The listing must be reproduced in full, exactly as it stands.

[Collected data entries]

________

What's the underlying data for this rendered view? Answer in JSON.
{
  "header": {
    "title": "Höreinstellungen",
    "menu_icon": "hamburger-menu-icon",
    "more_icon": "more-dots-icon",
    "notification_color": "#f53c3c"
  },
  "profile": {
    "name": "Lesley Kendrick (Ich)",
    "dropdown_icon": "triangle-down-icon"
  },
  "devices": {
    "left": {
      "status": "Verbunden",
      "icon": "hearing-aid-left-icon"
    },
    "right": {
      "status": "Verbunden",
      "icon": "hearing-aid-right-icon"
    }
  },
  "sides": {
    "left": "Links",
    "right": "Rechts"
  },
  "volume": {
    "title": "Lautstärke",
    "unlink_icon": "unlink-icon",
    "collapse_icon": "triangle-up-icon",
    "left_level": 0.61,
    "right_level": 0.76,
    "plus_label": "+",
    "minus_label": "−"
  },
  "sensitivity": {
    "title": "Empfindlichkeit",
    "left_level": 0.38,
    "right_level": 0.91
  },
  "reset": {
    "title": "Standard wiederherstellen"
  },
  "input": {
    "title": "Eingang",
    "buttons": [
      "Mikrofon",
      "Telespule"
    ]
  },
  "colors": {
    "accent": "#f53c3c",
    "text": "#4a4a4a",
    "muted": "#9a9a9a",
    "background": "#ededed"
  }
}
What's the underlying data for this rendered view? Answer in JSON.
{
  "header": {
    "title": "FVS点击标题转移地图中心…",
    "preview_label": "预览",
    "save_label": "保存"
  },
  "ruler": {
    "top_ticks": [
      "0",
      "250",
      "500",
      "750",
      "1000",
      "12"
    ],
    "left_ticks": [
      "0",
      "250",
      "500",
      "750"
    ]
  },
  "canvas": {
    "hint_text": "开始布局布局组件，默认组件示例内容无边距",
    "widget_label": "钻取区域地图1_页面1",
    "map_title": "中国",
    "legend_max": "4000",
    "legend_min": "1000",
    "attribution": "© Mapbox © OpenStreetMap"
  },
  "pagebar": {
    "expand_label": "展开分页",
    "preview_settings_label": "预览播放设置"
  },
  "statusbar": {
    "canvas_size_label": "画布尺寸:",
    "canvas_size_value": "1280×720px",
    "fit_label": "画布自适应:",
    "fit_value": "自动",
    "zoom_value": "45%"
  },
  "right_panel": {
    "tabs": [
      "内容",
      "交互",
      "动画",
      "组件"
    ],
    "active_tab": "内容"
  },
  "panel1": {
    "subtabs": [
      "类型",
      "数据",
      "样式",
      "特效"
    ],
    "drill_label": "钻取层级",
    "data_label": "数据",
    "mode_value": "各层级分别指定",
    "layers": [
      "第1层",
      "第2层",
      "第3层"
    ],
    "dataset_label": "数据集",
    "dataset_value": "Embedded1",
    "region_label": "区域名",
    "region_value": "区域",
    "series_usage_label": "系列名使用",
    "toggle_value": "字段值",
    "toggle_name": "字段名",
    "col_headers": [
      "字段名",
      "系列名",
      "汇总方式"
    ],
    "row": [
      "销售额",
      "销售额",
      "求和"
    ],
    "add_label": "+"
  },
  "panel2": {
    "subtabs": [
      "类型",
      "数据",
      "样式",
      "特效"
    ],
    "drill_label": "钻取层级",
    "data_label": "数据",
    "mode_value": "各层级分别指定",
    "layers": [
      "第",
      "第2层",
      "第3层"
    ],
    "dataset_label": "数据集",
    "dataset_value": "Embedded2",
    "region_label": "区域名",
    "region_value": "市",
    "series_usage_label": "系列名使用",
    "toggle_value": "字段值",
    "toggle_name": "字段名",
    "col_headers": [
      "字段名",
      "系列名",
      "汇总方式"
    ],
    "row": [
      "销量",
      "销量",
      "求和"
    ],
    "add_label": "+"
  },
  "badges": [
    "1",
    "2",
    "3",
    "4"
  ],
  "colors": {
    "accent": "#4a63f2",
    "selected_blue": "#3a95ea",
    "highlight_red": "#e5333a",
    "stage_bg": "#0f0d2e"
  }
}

________

#### Response to the exercise
What's the underlying data for this rendered view? Answer in JSON.
{
  "header": {
    "title": "Höreinstellungen",
    "menu_icon": "hamburger-menu-icon",
    "more_icon": "more-dots-icon",
    "notification_color": "#f53c3c"
  },
  "profile": {
    "name": "Lesley Kendrick (Ich)",
    "dropdown_icon": "triangle-down-icon"
  },
  "devices": {
    "left": {
      "status": "Verbunden",
      "icon": "hearing-aid-left-icon"
    },
    "right": {
      "status": "Verbunden",
      "icon": "hearing-aid-right-icon"
    }
  },
  "sides": {
    "left": "Links",
    "right": "Rechts"
  },
  "volume": {
    "title": "Lautstärke",
    "unlink_icon": "unlink-icon",
    "collapse_icon": "triangle-up-icon",
    "left_level": 0.61,
    "right_level": 0.76,
    "plus_label": "+",
    "minus_label": "−"
  },
  "sensitivity": {
    "title": "Empfindlichkeit",
    "left_level": 0.38,
    "right_level": 0.91
  },
  "reset": {
    "title": "Standard wiederherstellen"
  },
  "input": {
    "title": "Eingang",
    "buttons": [
      "Mikrofon",
      "Telespule"
    ]
  },
  "colors": {
    "accent": "#f53c3c",
    "text": "#4a4a4a",
    "muted": "#9a9a9a",
    "background": "#ededed"
  }
}
What's the underlying data for this rendered view? Answer in JSON.
{
  "header": {
    "title": "FVS点击标题转移地图中心…",
    "preview_label": "预览",
    "save_label": "保存"
  },
  "ruler": {
    "top_ticks": [
      "0",
      "250",
      "500",
      "750",
      "1000",
      "12"
    ],
    "left_ticks": [
      "0",
      "250",
      "500",
      "750"
    ]
  },
  "canvas": {
    "hint_text": "开始布局布局组件，默认组件示例内容无边距",
    "widget_label": "钻取区域地图1_页面1",
    "map_title": "中国",
    "legend_max": "4000",
    "legend_min": "1000",
    "attribution": "© Mapbox © OpenStreetMap"
  },
  "pagebar": {
    "expand_label": "展开分页",
    "preview_settings_label": "预览播放设置"
  },
  "statusbar": {
    "canvas_size_label": "画布尺寸:",
    "canvas_size_value": "1280×720px",
    "fit_label": "画布自适应:",
    "fit_value": "自动",
    "zoom_value": "45%"
  },
  "right_panel": {
    "tabs": [
      "内容",
      "交互",
      "动画",
      "组件"
    ],
    "active_tab": "内容"
  },
  "panel1": {
    "subtabs": [
      "类型",
      "数据",
      "样式",
      "特效"
    ],
    "drill_label": "钻取层级",
    "data_label": "数据",
    "mode_value": "各层级分别指定",
    "layers": [
      "第1层",
      "第2层",
      "第3层"
    ],
    "dataset_label": "数据集",
    "dataset_value": "Embedded1",
    "region_label": "区域名",
    "region_value": "区域",
    "series_usage_label": "系列名使用",
    "toggle_value": "字段值",
    "toggle_name": "字段名",
    "col_headers": [
      "字段名",
      "系列名",
      "汇总方式"
    ],
    "row": [
      "销售额",
      "销售额",
      "求和"
    ],
    "add_label": "+"
  },
  "panel2": {
    "subtabs": [
      "类型",
      "数据",
      "样式",
      "特效"
    ],
    "drill_label": "钻取层级",
    "data_label": "数据",
    "mode_value": "各层级分别指定",
    "layers": [
      "第",
      "第2层",
      "第3层"
    ],
    "dataset_label": "数据集",
    "dataset_value": "Embedded2",
    "region_label": "区域名",
    "region_value": "市",
    "series_usage_label": "系列名使用",
    "toggle_value": "字段值",
    "toggle_name": "字段名",
    "col_headers": [
      "字段名",
      "系列名",
      "汇总方式"
    ],
    "row": [
      "销量",
      "销量",
      "求和"
    ],
    "add_label": "+"
  },
  "badges": [
    "1",
    "2",
    "3",
    "4"
  ],
  "colors": {
    "accent": "#4a63f2",
    "selected_blue": "#3a95ea",
    "highlight_red": "#e5333a",
    "stage_bg": "#0f0d2e"
  }
}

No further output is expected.